Extracted records:
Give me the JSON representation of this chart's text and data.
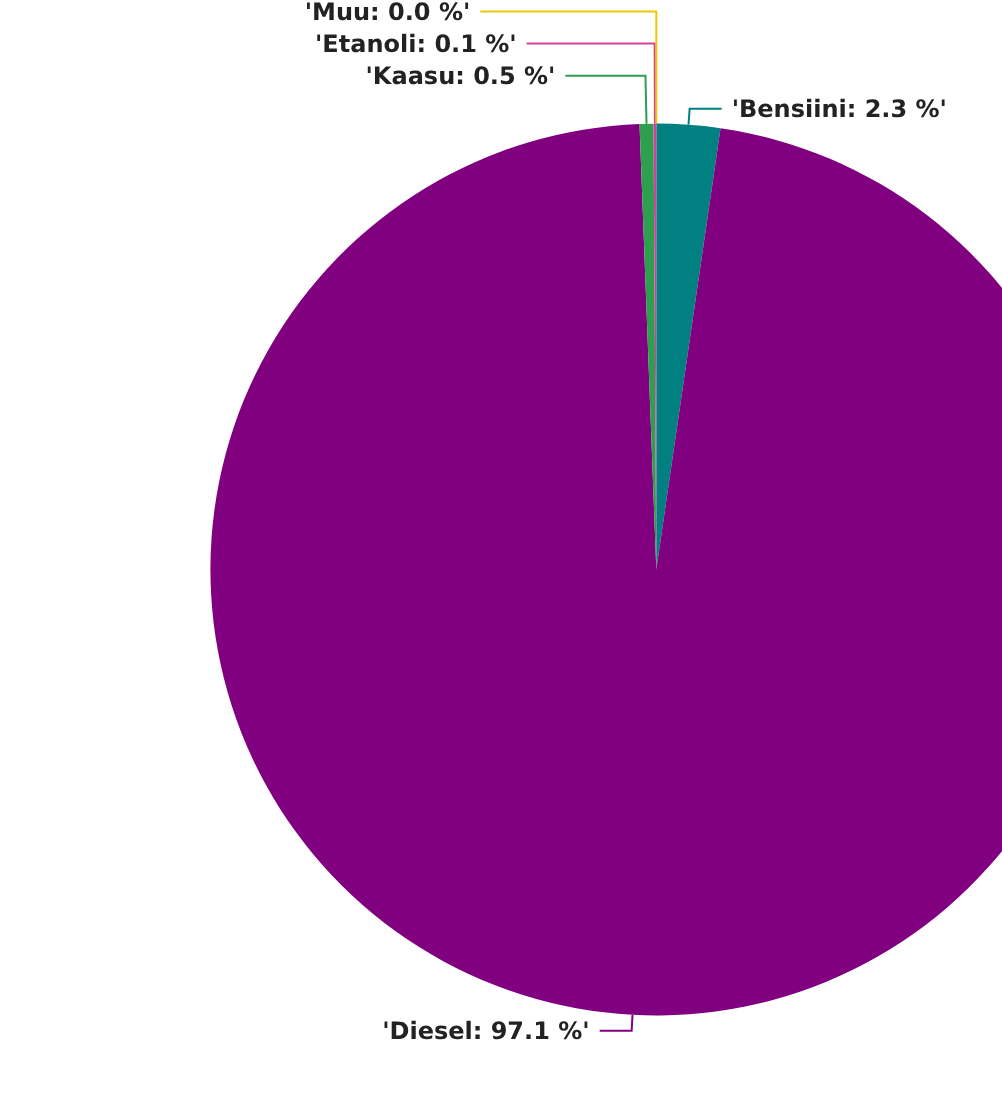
{
  "chart_data": {
    "type": "pie",
    "categories": [
      "'Bensiini: 2.3 %'",
      "'Diesel: 97.1 %'",
      "'Kaasu: 0.5 %'",
      "'Etanoli: 0.1 %'",
      "'Muu: 0.0 %'"
    ],
    "values": [
      2.3,
      97.1,
      0.5,
      0.1,
      0.0
    ],
    "colors": [
      "#008080",
      "#800080",
      "#2e9e4f",
      "#d6409a",
      "#f0c800"
    ],
    "legend": false
  }
}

- [INSTRUCTIONS FOR THE TASK] Reproduce every line of the material precisely, omitting its pictures.

- [RESPONSE]
Give me the JSON representation of this chart's text and data.
{
  "chart_data": {
    "type": "pie",
    "categories": [
      "'Bensiini: 2.3 %'",
      "'Diesel: 97.1 %'",
      "'Kaasu: 0.5 %'",
      "'Etanoli: 0.1 %'",
      "'Muu: 0.0 %'"
    ],
    "values": [
      2.3,
      97.1,
      0.5,
      0.1,
      0.0
    ],
    "colors": [
      "#008080",
      "#800080",
      "#2e9e4f",
      "#d6409a",
      "#f0c800"
    ],
    "legend": false
  }
}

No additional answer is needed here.